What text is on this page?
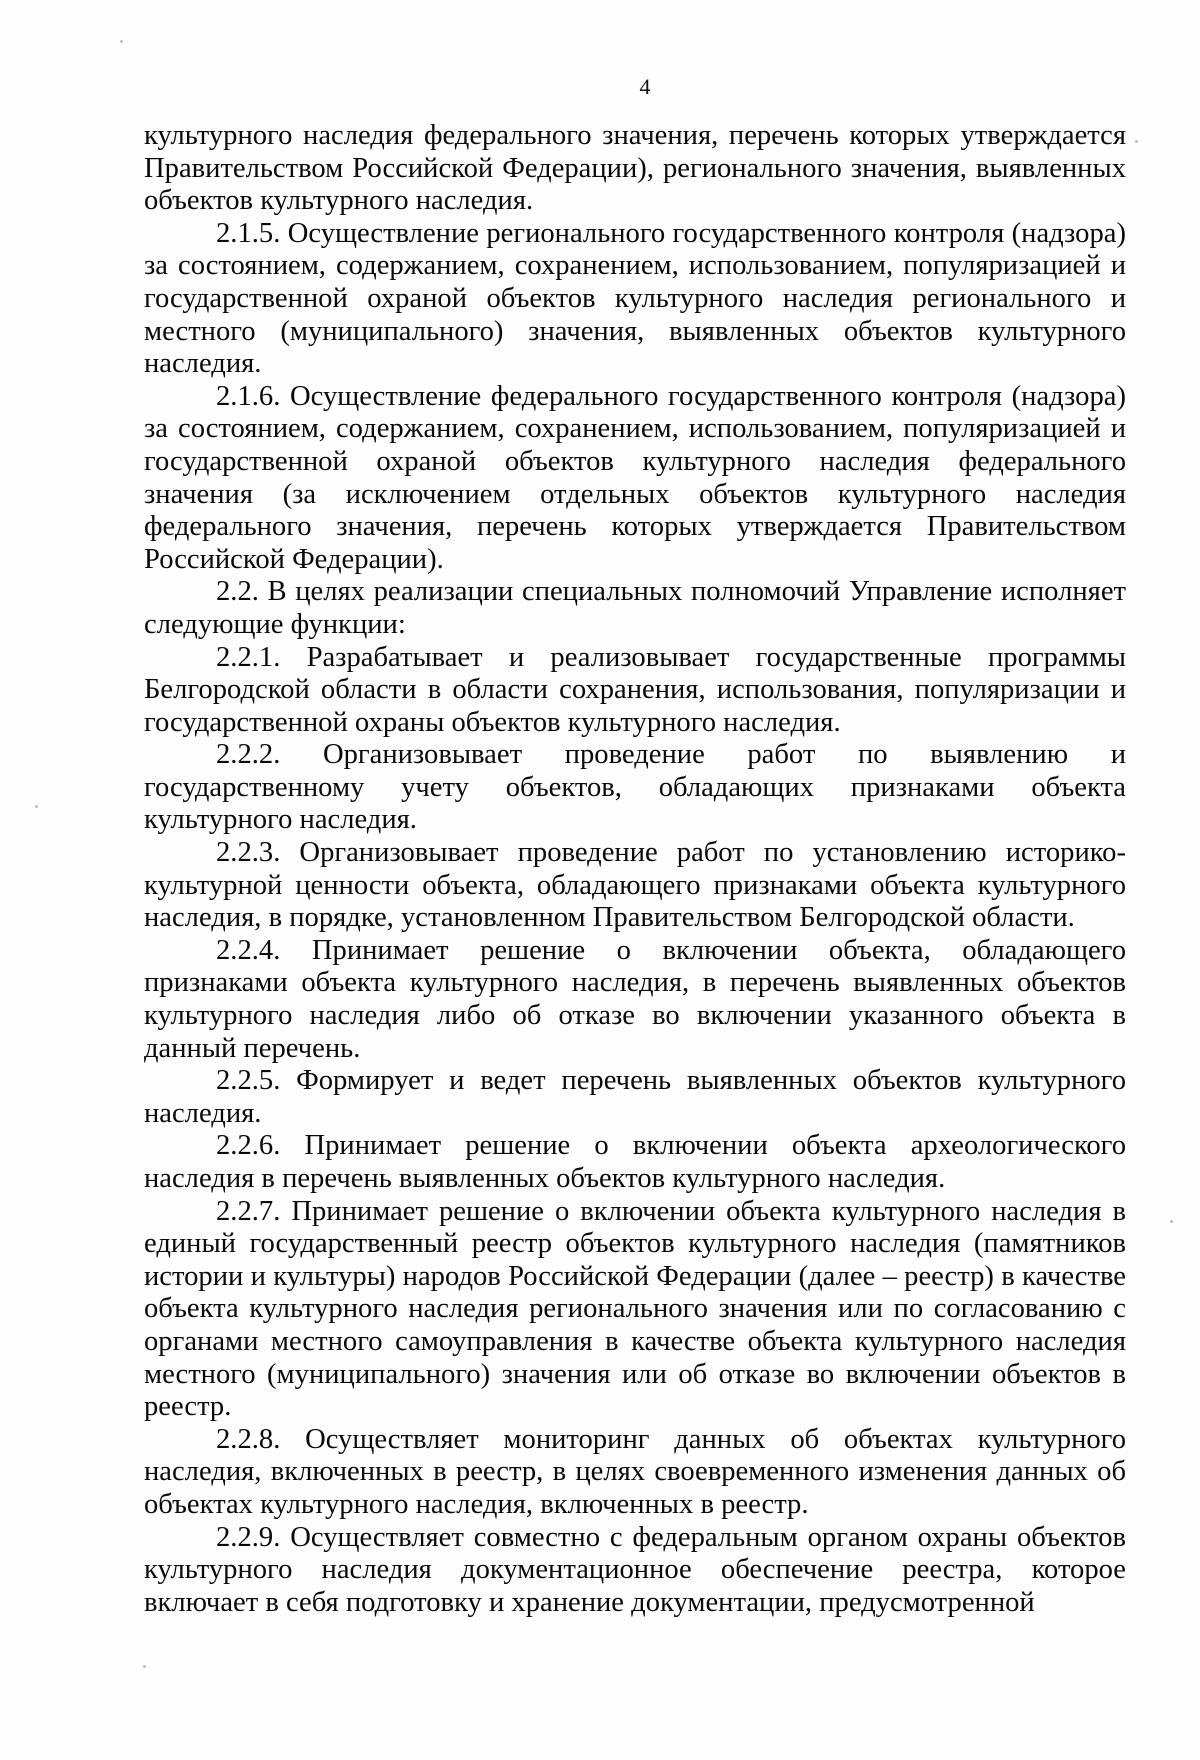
4

культурного наследия федерального значения, перечень которых утверждается Правительством Российской Федерации), регионального значения, выявленных объектов культурного наследия.

2.1.5. Осуществление регионального государственного контроля (надзора) за состоянием, содержанием, сохранением, использованием, популяризацией и государственной охраной объектов культурного наследия регионального и местного (муниципального) значения, выявленных объектов культурного наследия.

2.1.6. Осуществление федерального государственного контроля (надзора) за состоянием, содержанием, сохранением, использованием, популяризацией и государственной охраной объектов культурного наследия федерального значения (за исключением отдельных объектов культурного наследия федерального значения, перечень которых утверждается Правительством Российской Федерации).

2.2. В целях реализации специальных полномочий Управление исполняет следующие функции:

2.2.1. Разрабатывает и реализовывает государственные программы Белгородской области в области сохранения, использования, популяризации и государственной охраны объектов культурного наследия.

2.2.2. Организовывает проведение работ по выявлению и государственному учету объектов, обладающих признаками объекта культурного наследия.

2.2.3. Организовывает проведение работ по установлению историко-культурной ценности объекта, обладающего признаками объекта культурного наследия, в порядке, установленном Правительством Белгородской области.

2.2.4. Принимает решение о включении объекта, обладающего признаками объекта культурного наследия, в перечень выявленных объектов культурного наследия либо об отказе во включении указанного объекта в данный перечень.

2.2.5. Формирует и ведет перечень выявленных объектов культурного наследия.

2.2.6. Принимает решение о включении объекта археологического наследия в перечень выявленных объектов культурного наследия.

2.2.7. Принимает решение о включении объекта культурного наследия в единый государственный реестр объектов культурного наследия (памятников истории и культуры) народов Российской Федерации (далее – реестр) в качестве объекта культурного наследия регионального значения или по согласованию с органами местного самоуправления в качестве объекта культурного наследия местного (муниципального) значения или об отказе во включении объектов в реестр.

2.2.8. Осуществляет мониторинг данных об объектах культурного наследия, включенных в реестр, в целях своевременного изменения данных об объектах культурного наследия, включенных в реестр.

2.2.9. Осуществляет совместно с федеральным органом охраны объектов культурного наследия документационное обеспечение реестра, которое включает в себя подготовку и хранение документации, предусмотренной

* Description of the task: Repeat each line of the records above exactly, but do not copy the pictures.

* Final answer:
What text is on this page?
4

культурного наследия федерального значения, перечень которых утверждается Правительством Российской Федерации), регионального значения, выявленных объектов культурного наследия.

2.1.5. Осуществление регионального государственного контроля (надзора) за состоянием, содержанием, сохранением, использованием, популяризацией и государственной охраной объектов культурного наследия регионального и местного (муниципального) значения, выявленных объектов культурного наследия.

2.1.6. Осуществление федерального государственного контроля (надзора) за состоянием, содержанием, сохранением, использованием, популяризацией и государственной охраной объектов культурного наследия федерального значения (за исключением отдельных объектов культурного наследия федерального значения, перечень которых утверждается Правительством Российской Федерации).

2.2. В целях реализации специальных полномочий Управление исполняет следующие функции:

2.2.1. Разрабатывает и реализовывает государственные программы Белгородской области в области сохранения, использования, популяризации и государственной охраны объектов культурного наследия.

2.2.2. Организовывает проведение работ по выявлению и государственному учету объектов, обладающих признаками объекта культурного наследия.

2.2.3. Организовывает проведение работ по установлению историко-культурной ценности объекта, обладающего признаками объекта культурного наследия, в порядке, установленном Правительством Белгородской области.

2.2.4. Принимает решение о включении объекта, обладающего признаками объекта культурного наследия, в перечень выявленных объектов культурного наследия либо об отказе во включении указанного объекта в данный перечень.

2.2.5. Формирует и ведет перечень выявленных объектов культурного наследия.

2.2.6. Принимает решение о включении объекта археологического наследия в перечень выявленных объектов культурного наследия.

2.2.7. Принимает решение о включении объекта культурного наследия в единый государственный реестр объектов культурного наследия (памятников истории и культуры) народов Российской Федерации (далее – реестр) в качестве объекта культурного наследия регионального значения или по согласованию с органами местного самоуправления в качестве объекта культурного наследия местного (муниципального) значения или об отказе во включении объектов в реестр.

2.2.8. Осуществляет мониторинг данных об объектах культурного наследия, включенных в реестр, в целях своевременного изменения данных об объектах культурного наследия, включенных в реестр.

2.2.9. Осуществляет совместно с федеральным органом охраны объектов культурного наследия документационное обеспечение реестра, которое включает в себя подготовку и хранение документации, предусмотренной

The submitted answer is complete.